A run of records

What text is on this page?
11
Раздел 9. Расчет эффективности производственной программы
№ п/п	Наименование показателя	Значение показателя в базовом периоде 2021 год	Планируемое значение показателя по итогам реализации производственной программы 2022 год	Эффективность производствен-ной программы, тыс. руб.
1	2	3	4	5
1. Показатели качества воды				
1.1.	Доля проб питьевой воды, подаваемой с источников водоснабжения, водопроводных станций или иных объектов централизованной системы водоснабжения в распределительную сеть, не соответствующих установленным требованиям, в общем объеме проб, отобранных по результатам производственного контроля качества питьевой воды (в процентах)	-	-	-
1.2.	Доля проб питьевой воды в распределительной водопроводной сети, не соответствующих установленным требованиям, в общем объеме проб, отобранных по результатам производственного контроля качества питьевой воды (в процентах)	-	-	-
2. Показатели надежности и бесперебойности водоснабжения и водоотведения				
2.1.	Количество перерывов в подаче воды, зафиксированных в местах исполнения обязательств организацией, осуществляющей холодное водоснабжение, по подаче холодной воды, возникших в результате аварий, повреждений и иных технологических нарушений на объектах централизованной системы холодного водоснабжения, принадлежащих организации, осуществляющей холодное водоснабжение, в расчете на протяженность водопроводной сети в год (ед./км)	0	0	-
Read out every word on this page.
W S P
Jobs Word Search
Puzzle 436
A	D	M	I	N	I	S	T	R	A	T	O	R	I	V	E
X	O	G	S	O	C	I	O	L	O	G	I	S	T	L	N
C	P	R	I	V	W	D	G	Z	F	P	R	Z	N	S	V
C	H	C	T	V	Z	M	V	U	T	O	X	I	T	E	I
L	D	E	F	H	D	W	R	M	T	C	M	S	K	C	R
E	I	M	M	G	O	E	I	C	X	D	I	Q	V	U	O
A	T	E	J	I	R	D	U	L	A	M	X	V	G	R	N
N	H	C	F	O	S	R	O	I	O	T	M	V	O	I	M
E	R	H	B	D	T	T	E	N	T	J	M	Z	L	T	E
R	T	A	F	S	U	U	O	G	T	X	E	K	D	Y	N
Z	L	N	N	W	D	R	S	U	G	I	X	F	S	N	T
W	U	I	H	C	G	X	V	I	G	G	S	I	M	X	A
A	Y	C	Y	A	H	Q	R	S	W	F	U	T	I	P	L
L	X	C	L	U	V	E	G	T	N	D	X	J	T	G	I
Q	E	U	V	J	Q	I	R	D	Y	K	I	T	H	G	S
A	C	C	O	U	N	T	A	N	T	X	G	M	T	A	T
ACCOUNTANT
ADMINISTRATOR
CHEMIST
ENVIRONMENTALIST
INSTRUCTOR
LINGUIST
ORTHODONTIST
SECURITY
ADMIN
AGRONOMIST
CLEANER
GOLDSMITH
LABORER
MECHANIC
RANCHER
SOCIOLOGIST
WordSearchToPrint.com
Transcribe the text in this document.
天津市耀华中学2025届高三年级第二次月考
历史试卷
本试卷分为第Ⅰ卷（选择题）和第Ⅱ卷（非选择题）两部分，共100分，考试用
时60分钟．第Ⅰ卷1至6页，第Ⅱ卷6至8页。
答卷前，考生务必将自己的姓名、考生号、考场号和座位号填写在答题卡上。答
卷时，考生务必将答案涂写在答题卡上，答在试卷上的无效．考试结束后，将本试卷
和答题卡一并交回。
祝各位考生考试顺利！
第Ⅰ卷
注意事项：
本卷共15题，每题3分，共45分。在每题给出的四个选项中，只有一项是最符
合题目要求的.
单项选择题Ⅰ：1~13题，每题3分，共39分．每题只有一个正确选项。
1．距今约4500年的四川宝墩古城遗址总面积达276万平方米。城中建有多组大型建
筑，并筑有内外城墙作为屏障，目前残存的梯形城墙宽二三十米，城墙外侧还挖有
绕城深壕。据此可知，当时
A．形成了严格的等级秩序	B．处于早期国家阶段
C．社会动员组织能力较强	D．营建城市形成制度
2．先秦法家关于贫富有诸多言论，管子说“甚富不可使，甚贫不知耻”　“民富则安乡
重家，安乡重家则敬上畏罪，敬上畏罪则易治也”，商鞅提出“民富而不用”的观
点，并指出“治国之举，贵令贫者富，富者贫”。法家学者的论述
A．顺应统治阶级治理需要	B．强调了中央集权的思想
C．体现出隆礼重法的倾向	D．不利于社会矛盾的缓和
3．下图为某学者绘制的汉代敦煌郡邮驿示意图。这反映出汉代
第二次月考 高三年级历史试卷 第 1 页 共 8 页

WHAT YOU SHOULD DO —
Retype all of the material, keeping each line exact.

EXERCISE SOLUTION —
What text is on this page?
11
Раздел 9. Расчет эффективности производственной программы
№ п/п	Наименование показателя	Значение показателя в базовом периоде 2021 год	Планируемое значение показателя по итогам реализации производственной программы 2022 год	Эффективность производствен-ной программы, тыс. руб.
1	2	3	4	5
1. Показатели качества воды				
1.1.	Доля проб питьевой воды, подаваемой с источников водоснабжения, водопроводных станций или иных объектов централизованной системы водоснабжения в распределительную сеть, не соответствующих установленным требованиям, в общем объеме проб, отобранных по результатам производственного контроля качества питьевой воды (в процентах)	-	-	-
1.2.	Доля проб питьевой воды в распределительной водопроводной сети, не соответствующих установленным требованиям, в общем объеме проб, отобранных по результатам производственного контроля качества питьевой воды (в процентах)	-	-	-
2. Показатели надежности и бесперебойности водоснабжения и водоотведения				
2.1.	Количество перерывов в подаче воды, зафиксированных в местах исполнения обязательств организацией, осуществляющей холодное водоснабжение, по подаче холодной воды, возникших в результате аварий, повреждений и иных технологических нарушений на объектах централизованной системы холодного водоснабжения, принадлежащих организации, осуществляющей холодное водоснабжение, в расчете на протяженность водопроводной сети в год (ед./км)	0	0	-
Read out every word on this page.
W S P
Jobs Word Search
Puzzle 436
A	D	M	I	N	I	S	T	R	A	T	O	R	I	V	E
X	O	G	S	O	C	I	O	L	O	G	I	S	T	L	N
C	P	R	I	V	W	D	G	Z	F	P	R	Z	N	S	V
C	H	C	T	V	Z	M	V	U	T	O	X	I	T	E	I
L	D	E	F	H	D	W	R	M	T	C	M	S	K	C	R
E	I	M	M	G	O	E	I	C	X	D	I	Q	V	U	O
A	T	E	J	I	R	D	U	L	A	M	X	V	G	R	N
N	H	C	F	O	S	R	O	I	O	T	M	V	O	I	M
E	R	H	B	D	T	T	E	N	T	J	M	Z	L	T	E
R	T	A	F	S	U	U	O	G	T	X	E	K	D	Y	N
Z	L	N	N	W	D	R	S	U	G	I	X	F	S	N	T
W	U	I	H	C	G	X	V	I	G	G	S	I	M	X	A
A	Y	C	Y	A	H	Q	R	S	W	F	U	T	I	P	L
L	X	C	L	U	V	E	G	T	N	D	X	J	T	G	I
Q	E	U	V	J	Q	I	R	D	Y	K	I	T	H	G	S
A	C	C	O	U	N	T	A	N	T	X	G	M	T	A	T
ACCOUNTANT
ADMINISTRATOR
CHEMIST
ENVIRONMENTALIST
INSTRUCTOR
LINGUIST
ORTHODONTIST
SECURITY
ADMIN
AGRONOMIST
CLEANER
GOLDSMITH
LABORER
MECHANIC
RANCHER
SOCIOLOGIST
WordSearchToPrint.com
Transcribe the text in this document.
天津市耀华中学2025届高三年级第二次月考
历史试卷
本试卷分为第Ⅰ卷（选择题）和第Ⅱ卷（非选择题）两部分，共100分，考试用
时60分钟．第Ⅰ卷1至6页，第Ⅱ卷6至8页。
答卷前，考生务必将自己的姓名、考生号、考场号和座位号填写在答题卡上。答
卷时，考生务必将答案涂写在答题卡上，答在试卷上的无效．考试结束后，将本试卷
和答题卡一并交回。
祝各位考生考试顺利！
第Ⅰ卷
注意事项：
本卷共15题，每题3分，共45分。在每题给出的四个选项中，只有一项是最符
合题目要求的.
单项选择题Ⅰ：1~13题，每题3分，共39分．每题只有一个正确选项。
1．距今约4500年的四川宝墩古城遗址总面积达276万平方米。城中建有多组大型建
筑，并筑有内外城墙作为屏障，目前残存的梯形城墙宽二三十米，城墙外侧还挖有
绕城深壕。据此可知，当时
A．形成了严格的等级秩序	B．处于早期国家阶段
C．社会动员组织能力较强	D．营建城市形成制度
2．先秦法家关于贫富有诸多言论，管子说“甚富不可使，甚贫不知耻”　“民富则安乡
重家，安乡重家则敬上畏罪，敬上畏罪则易治也”，商鞅提出“民富而不用”的观
点，并指出“治国之举，贵令贫者富，富者贫”。法家学者的论述
A．顺应统治阶级治理需要	B．强调了中央集权的思想
C．体现出隆礼重法的倾向	D．不利于社会矛盾的缓和
3．下图为某学者绘制的汉代敦煌郡邮驿示意图。这反映出汉代
第二次月考 高三年级历史试卷 第 1 页 共 8 页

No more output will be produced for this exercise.